- Goal:
Identify the lines that contain the string "Division", then copy each of them.

- Entries:

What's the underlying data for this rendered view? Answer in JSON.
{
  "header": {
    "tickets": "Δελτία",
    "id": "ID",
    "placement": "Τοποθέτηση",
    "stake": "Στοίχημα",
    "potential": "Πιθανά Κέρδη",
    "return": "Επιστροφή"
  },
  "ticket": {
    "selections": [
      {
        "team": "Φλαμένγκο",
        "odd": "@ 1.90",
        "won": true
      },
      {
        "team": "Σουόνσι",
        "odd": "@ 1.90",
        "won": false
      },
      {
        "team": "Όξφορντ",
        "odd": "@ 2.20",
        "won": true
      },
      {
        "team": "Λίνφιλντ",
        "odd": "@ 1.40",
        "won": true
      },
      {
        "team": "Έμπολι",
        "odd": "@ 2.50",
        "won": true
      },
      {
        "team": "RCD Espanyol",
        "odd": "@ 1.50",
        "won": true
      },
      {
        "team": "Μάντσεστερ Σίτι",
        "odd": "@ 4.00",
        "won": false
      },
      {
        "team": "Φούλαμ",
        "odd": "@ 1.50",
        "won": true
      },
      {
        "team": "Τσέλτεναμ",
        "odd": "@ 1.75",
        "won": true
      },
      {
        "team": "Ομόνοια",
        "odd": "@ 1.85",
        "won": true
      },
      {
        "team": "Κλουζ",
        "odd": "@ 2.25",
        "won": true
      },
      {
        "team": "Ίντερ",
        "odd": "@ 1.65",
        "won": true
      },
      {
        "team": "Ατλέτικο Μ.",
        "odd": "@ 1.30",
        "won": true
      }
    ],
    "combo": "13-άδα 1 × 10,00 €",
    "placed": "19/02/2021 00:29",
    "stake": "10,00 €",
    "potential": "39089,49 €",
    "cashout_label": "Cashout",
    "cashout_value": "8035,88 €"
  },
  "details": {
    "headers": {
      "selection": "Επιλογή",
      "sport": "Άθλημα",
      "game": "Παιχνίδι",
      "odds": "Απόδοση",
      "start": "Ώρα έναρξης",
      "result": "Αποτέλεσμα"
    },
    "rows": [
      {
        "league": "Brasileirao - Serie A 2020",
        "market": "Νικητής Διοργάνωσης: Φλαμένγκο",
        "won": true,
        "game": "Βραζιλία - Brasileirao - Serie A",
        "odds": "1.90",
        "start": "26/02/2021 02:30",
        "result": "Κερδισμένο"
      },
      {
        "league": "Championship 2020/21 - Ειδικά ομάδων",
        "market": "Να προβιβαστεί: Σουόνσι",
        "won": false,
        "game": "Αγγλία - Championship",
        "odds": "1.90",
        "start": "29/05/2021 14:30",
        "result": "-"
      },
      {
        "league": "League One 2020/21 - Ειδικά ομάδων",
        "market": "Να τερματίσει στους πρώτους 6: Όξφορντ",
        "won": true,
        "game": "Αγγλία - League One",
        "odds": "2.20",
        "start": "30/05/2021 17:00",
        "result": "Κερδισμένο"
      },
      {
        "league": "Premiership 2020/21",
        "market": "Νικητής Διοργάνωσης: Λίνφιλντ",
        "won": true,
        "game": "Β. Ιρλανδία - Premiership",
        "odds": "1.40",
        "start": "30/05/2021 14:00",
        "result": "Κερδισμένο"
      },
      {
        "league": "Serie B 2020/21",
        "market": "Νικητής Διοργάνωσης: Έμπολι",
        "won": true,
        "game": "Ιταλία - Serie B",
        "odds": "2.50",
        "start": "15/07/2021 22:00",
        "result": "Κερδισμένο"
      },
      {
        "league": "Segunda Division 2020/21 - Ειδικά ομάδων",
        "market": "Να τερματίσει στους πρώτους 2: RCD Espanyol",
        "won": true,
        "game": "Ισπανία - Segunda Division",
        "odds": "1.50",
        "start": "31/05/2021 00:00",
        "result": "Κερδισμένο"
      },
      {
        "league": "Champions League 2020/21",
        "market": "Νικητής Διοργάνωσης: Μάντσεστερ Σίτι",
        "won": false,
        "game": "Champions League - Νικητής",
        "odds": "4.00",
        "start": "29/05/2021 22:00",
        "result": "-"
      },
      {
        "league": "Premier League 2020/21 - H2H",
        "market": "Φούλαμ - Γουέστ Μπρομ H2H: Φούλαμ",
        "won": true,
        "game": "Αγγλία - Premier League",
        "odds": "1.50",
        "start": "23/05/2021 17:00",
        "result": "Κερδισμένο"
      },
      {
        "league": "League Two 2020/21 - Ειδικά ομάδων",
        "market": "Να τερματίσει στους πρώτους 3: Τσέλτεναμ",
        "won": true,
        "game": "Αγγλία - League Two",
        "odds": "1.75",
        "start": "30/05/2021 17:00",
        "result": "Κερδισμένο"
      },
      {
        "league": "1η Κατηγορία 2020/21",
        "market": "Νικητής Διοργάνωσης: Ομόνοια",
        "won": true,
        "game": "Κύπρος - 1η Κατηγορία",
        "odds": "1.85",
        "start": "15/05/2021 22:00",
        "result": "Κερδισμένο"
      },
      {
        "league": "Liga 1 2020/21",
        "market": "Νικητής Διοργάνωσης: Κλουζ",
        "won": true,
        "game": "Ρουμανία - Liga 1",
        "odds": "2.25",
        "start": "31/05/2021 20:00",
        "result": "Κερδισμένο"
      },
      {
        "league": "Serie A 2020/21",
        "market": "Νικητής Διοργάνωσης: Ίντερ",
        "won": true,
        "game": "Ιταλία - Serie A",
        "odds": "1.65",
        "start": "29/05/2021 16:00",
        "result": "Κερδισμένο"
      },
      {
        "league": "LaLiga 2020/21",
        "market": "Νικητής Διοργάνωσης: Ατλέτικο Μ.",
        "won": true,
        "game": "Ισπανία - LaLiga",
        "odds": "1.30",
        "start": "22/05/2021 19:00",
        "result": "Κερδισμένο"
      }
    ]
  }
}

- Problem solution:
        "league": "Segunda Division 2020/21 - Ειδικά ομάδων",
        "game": "Ισπανία - Segunda Division",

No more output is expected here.